┌────────

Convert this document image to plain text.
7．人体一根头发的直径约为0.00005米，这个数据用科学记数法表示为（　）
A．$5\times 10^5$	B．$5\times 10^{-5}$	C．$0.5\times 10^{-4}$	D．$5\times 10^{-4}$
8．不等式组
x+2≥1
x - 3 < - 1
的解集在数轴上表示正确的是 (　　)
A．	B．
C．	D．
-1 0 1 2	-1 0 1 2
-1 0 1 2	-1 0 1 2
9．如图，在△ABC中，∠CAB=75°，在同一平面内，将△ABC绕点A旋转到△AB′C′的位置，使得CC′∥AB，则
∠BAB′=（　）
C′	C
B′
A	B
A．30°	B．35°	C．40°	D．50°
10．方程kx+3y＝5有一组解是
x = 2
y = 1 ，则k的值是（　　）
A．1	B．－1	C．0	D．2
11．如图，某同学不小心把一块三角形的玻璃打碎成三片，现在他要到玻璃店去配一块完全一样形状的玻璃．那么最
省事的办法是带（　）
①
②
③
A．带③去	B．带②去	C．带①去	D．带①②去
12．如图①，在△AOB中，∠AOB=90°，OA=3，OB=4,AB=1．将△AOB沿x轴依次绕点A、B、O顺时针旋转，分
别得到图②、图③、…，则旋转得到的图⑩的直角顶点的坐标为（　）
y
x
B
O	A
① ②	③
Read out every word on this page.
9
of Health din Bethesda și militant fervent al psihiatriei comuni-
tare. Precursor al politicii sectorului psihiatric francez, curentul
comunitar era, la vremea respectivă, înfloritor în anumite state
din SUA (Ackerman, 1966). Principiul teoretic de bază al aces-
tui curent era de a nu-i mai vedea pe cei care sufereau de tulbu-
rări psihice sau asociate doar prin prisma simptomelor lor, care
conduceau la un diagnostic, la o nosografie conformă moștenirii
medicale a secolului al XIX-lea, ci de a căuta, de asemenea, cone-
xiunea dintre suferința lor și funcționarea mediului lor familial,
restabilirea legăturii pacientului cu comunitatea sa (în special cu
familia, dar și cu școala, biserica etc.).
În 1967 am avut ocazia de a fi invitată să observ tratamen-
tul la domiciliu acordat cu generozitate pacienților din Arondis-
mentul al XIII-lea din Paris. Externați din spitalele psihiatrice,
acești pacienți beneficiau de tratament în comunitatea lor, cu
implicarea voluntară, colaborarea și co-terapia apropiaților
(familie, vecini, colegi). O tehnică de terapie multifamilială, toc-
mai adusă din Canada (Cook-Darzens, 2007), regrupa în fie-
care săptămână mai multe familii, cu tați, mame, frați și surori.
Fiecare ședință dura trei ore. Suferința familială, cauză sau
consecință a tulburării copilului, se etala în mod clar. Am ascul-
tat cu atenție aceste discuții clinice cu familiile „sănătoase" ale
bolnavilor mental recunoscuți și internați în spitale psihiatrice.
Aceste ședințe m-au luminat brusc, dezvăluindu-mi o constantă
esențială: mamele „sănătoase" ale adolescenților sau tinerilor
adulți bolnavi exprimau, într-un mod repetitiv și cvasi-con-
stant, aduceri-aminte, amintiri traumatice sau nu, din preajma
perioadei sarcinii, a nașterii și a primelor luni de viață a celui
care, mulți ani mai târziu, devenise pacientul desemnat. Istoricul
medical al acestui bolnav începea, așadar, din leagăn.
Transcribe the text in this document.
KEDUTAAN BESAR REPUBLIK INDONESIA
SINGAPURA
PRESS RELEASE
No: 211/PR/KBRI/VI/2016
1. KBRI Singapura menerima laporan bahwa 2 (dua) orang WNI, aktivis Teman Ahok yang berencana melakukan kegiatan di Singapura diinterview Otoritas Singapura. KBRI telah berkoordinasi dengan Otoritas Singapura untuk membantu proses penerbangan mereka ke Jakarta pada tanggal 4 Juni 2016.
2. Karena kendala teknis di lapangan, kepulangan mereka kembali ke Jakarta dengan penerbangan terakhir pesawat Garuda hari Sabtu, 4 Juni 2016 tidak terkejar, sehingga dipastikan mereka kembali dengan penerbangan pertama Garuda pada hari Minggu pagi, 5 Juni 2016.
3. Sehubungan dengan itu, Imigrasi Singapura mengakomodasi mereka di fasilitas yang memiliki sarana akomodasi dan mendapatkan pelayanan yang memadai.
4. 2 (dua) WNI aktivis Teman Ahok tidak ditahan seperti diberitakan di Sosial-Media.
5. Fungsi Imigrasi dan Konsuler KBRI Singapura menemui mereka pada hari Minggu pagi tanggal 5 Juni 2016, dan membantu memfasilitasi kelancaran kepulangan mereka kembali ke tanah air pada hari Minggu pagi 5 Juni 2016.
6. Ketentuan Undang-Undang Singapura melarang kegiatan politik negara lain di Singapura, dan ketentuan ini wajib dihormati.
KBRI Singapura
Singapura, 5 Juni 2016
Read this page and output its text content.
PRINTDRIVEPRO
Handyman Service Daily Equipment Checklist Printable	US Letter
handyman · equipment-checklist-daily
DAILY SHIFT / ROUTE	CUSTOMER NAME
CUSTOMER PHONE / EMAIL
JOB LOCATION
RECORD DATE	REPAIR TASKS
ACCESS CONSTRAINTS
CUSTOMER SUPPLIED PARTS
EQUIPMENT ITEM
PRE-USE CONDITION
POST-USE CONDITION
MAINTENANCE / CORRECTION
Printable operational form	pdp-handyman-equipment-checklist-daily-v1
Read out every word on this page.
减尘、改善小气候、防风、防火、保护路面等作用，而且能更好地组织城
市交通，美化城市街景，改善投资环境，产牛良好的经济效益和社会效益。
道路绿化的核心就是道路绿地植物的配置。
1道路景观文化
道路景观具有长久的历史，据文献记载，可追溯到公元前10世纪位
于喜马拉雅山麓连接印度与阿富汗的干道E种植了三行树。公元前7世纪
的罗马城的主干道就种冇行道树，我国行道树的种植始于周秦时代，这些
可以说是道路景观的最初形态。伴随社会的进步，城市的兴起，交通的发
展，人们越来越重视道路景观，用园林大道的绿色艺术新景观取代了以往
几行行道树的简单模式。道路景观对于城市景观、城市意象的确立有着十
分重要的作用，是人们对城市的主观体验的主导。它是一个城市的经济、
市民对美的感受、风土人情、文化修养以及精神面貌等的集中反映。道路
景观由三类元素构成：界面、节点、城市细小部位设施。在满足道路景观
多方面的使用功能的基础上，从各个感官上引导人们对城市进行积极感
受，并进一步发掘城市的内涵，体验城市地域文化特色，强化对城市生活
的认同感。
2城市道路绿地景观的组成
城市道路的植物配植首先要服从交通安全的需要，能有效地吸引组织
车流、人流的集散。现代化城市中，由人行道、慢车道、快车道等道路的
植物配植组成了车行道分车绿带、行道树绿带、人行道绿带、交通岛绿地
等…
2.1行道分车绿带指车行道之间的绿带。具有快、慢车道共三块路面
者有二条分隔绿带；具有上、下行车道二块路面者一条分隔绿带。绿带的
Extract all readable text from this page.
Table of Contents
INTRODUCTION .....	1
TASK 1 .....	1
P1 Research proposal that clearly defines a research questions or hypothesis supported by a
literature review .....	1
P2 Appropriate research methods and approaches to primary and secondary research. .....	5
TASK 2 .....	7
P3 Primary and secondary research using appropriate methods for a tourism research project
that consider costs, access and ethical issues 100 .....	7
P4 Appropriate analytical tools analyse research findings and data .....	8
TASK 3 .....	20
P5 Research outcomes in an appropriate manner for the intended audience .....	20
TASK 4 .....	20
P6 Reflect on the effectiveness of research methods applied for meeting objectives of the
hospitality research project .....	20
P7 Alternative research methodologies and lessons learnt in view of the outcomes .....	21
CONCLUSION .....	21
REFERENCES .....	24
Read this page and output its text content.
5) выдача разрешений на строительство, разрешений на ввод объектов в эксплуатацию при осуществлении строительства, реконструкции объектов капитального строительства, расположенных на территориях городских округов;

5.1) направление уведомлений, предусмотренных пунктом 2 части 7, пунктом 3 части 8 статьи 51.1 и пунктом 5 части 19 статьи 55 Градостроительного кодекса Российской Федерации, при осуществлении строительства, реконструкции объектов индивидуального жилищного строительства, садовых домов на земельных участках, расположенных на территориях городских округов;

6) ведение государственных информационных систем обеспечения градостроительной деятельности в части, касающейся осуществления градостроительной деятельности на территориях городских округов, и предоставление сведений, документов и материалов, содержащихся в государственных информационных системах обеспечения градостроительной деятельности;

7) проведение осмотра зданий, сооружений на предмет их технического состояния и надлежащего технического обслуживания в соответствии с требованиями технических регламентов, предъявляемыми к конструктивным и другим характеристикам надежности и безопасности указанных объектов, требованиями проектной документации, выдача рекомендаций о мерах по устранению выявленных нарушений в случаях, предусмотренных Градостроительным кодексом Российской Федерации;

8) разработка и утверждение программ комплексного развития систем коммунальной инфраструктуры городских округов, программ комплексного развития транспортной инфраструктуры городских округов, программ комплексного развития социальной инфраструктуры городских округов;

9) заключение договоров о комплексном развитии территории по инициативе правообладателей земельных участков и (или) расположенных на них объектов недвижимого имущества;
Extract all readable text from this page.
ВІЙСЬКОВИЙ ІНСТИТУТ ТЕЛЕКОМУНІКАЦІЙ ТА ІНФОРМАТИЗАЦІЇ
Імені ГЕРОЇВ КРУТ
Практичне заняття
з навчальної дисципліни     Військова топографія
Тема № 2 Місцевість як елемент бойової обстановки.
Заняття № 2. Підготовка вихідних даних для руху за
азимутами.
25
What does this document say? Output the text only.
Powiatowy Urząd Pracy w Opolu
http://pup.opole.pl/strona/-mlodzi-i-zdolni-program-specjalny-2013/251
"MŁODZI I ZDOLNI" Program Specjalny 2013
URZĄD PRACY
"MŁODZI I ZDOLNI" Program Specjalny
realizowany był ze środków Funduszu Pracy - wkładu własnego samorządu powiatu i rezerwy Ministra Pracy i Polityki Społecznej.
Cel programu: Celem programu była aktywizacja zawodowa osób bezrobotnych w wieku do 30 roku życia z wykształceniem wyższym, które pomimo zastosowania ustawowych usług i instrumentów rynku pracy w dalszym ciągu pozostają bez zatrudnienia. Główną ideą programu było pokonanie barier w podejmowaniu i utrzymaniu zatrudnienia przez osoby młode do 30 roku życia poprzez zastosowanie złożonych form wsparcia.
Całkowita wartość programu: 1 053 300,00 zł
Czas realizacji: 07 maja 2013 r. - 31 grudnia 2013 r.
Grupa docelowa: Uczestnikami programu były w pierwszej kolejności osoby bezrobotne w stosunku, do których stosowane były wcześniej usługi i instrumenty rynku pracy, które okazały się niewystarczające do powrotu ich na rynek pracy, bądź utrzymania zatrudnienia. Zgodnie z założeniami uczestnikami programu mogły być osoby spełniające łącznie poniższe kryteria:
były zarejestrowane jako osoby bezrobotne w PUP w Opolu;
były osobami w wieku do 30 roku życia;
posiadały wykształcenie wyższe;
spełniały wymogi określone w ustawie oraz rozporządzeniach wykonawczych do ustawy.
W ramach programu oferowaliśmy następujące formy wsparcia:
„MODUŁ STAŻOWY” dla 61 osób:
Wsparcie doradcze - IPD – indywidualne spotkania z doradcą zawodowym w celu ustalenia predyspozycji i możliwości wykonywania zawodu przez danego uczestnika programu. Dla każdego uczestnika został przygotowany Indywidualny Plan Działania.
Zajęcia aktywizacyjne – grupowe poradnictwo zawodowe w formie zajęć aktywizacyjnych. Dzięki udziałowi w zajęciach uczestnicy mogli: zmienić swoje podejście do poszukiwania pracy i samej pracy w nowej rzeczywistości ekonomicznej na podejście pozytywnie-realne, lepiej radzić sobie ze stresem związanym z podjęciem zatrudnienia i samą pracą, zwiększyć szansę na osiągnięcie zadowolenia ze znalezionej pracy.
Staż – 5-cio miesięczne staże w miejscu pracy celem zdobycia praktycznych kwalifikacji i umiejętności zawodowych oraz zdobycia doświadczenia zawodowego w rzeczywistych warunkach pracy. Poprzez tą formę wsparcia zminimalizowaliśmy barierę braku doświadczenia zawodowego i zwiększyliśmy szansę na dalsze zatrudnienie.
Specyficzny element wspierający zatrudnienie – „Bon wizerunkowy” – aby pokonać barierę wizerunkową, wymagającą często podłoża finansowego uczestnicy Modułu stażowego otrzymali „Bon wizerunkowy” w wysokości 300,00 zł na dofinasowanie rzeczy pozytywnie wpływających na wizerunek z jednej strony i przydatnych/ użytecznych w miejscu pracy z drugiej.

└────────

**Work to be completed**.
Extract all lines from the material above that include the word "kegiatan".

**Exercise output**.
1. KBRI Singapura menerima laporan bahwa 2 (dua) orang WNI, aktivis Teman Ahok yang berencana melakukan kegiatan di Singapura diinterview Otoritas Singapura. KBRI telah berkoordinasi dengan Otoritas Singapura untuk membantu proses penerbangan mereka ke Jakarta pada tanggal 4 Juni 2016.
6. Ketentuan Undang-Undang Singapura melarang kegiatan politik negara lain di Singapura, dan ketentuan ini wajib dihormati.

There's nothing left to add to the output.